» **DIRECTIVE**: Each line below must be set down exactly; omit any image you find.

» **MATERIAL SUPPLIED**:
******************************
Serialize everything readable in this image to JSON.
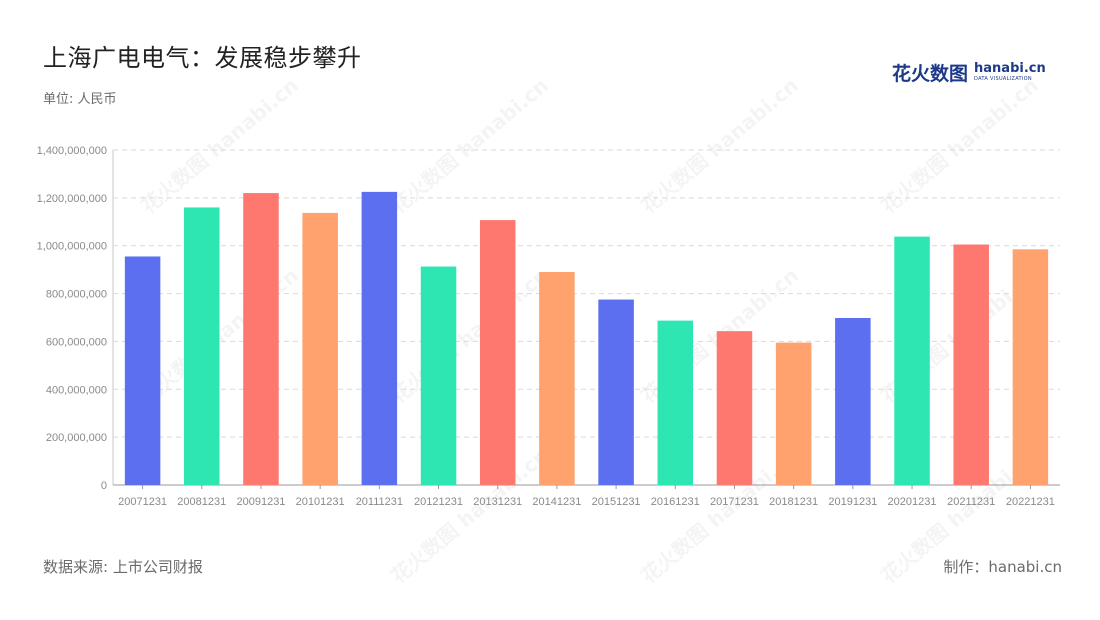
{
  "title": "上海广电电气：发展稳步攀升",
  "unit": "单位: 人民币",
  "source": "数据来源: 上市公司财报",
  "credit": "制作：hanabi.cn",
  "logo": {
    "cn": "花火数图",
    "en": "hanabi.cn",
    "sub": "DATA VISUALIZATION"
  },
  "watermark_text": "花火数图 hanabi.cn",
  "colors": [
    "#5b6ff0",
    "#2ee6b2",
    "#ff7870",
    "#ffa26e"
  ],
  "chart_data": {
    "type": "bar",
    "title": "",
    "xlabel": "",
    "ylabel": "",
    "grid": true,
    "ylim": [
      0,
      1400000000
    ],
    "yticks": [
      0,
      200000000,
      400000000,
      600000000,
      800000000,
      1000000000,
      1200000000,
      1400000000
    ],
    "ytick_labels": [
      "0",
      "200,000,000",
      "400,000,000",
      "600,000,000",
      "800,000,000",
      "1,000,000,000",
      "1,200,000,000",
      "1,400,000,000"
    ],
    "categories": [
      "20071231",
      "20081231",
      "20091231",
      "20101231",
      "20111231",
      "20121231",
      "20131231",
      "20141231",
      "20151231",
      "20161231",
      "20171231",
      "20181231",
      "20191231",
      "20201231",
      "20211231",
      "20221231"
    ],
    "values": [
      955000000,
      1160000000,
      1220000000,
      1137000000,
      1225000000,
      913000000,
      1107000000,
      890000000,
      775000000,
      687000000,
      643000000,
      595000000,
      698000000,
      1038000000,
      1005000000,
      985000000
    ]
  }
}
******************************
» **REPLY TO THE TASK**:
Serialize everything readable in this image to JSON.
{
  "title": "上海广电电气：发展稳步攀升",
  "unit": "单位: 人民币",
  "source": "数据来源: 上市公司财报",
  "credit": "制作：hanabi.cn",
  "logo": {
    "cn": "花火数图",
    "en": "hanabi.cn",
    "sub": "DATA VISUALIZATION"
  },
  "watermark_text": "花火数图 hanabi.cn",
  "colors": [
    "#5b6ff0",
    "#2ee6b2",
    "#ff7870",
    "#ffa26e"
  ],
  "chart_data": {
    "type": "bar",
    "title": "",
    "xlabel": "",
    "ylabel": "",
    "grid": true,
    "ylim": [
      0,
      1400000000
    ],
    "yticks": [
      0,
      200000000,
      400000000,
      600000000,
      800000000,
      1000000000,
      1200000000,
      1400000000
    ],
    "ytick_labels": [
      "0",
      "200,000,000",
      "400,000,000",
      "600,000,000",
      "800,000,000",
      "1,000,000,000",
      "1,200,000,000",
      "1,400,000,000"
    ],
    "categories": [
      "20071231",
      "20081231",
      "20091231",
      "20101231",
      "20111231",
      "20121231",
      "20131231",
      "20141231",
      "20151231",
      "20161231",
      "20171231",
      "20181231",
      "20191231",
      "20201231",
      "20211231",
      "20221231"
    ],
    "values": [
      955000000,
      1160000000,
      1220000000,
      1137000000,
      1225000000,
      913000000,
      1107000000,
      890000000,
      775000000,
      687000000,
      643000000,
      595000000,
      698000000,
      1038000000,
      1005000000,
      985000000
    ]
  }
}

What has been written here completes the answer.